WHAT YOU NEED TO DO: Rewrite the lines below, putting "legend-marker" wherever "legend-swatch" appears and keeping everything else the same.

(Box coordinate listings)
# # # # #
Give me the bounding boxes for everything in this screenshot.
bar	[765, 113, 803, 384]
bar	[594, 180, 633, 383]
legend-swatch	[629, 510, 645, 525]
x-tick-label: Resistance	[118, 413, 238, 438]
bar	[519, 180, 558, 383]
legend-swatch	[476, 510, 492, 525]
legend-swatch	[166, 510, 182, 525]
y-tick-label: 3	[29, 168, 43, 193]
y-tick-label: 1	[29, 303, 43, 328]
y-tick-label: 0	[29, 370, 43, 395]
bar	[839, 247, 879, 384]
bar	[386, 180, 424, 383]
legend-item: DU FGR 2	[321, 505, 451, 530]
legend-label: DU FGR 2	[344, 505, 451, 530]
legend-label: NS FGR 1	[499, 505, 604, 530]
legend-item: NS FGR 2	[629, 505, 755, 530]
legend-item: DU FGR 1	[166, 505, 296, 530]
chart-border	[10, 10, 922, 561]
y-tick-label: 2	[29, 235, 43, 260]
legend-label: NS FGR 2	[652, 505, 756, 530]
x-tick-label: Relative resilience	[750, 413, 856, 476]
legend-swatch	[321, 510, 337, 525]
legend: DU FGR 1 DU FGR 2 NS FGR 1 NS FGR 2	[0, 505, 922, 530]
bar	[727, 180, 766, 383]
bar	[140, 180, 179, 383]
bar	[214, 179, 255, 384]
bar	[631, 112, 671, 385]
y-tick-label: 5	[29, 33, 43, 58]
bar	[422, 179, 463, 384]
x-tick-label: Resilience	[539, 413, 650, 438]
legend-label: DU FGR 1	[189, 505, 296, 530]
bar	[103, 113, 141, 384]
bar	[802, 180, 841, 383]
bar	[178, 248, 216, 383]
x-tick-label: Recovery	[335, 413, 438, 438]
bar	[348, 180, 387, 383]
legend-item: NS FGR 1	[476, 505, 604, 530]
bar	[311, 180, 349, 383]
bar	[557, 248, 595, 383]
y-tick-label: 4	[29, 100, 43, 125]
# # # # #
EXERCISE OUTPUT:
Give me the bounding boxes for everything in this screenshot.
bar	[765, 113, 803, 384]
bar	[594, 180, 633, 383]
legend-marker	[629, 510, 645, 525]
x-tick-label: Resistance	[118, 413, 238, 438]
bar	[519, 180, 558, 383]
legend-marker	[476, 510, 492, 525]
legend-marker	[166, 510, 182, 525]
y-tick-label: 3	[29, 168, 43, 193]
y-tick-label: 1	[29, 303, 43, 328]
y-tick-label: 0	[29, 370, 43, 395]
bar	[839, 247, 879, 384]
bar	[386, 180, 424, 383]
legend-item: DU FGR 2	[321, 505, 451, 530]
legend-label: DU FGR 2	[344, 505, 451, 530]
legend-label: NS FGR 1	[499, 505, 604, 530]
legend-item: NS FGR 2	[629, 505, 755, 530]
legend-item: DU FGR 1	[166, 505, 296, 530]
chart-border	[10, 10, 922, 561]
y-tick-label: 2	[29, 235, 43, 260]
legend-label: NS FGR 2	[652, 505, 756, 530]
x-tick-label: Relative resilience	[750, 413, 856, 476]
legend-marker	[321, 510, 337, 525]
legend: DU FGR 1 DU FGR 2 NS FGR 1 NS FGR 2	[0, 505, 922, 530]
bar	[727, 180, 766, 383]
bar	[140, 180, 179, 383]
bar	[214, 179, 255, 384]
bar	[631, 112, 671, 385]
y-tick-label: 5	[29, 33, 43, 58]
bar	[422, 179, 463, 384]
x-tick-label: Resilience	[539, 413, 650, 438]
legend-label: DU FGR 1	[189, 505, 296, 530]
bar	[103, 113, 141, 384]
bar	[802, 180, 841, 383]
bar	[178, 248, 216, 383]
x-tick-label: Recovery	[335, 413, 438, 438]
bar	[348, 180, 387, 383]
legend-item: NS FGR 1	[476, 505, 604, 530]
bar	[311, 180, 349, 383]
bar	[557, 248, 595, 383]
y-tick-label: 4	[29, 100, 43, 125]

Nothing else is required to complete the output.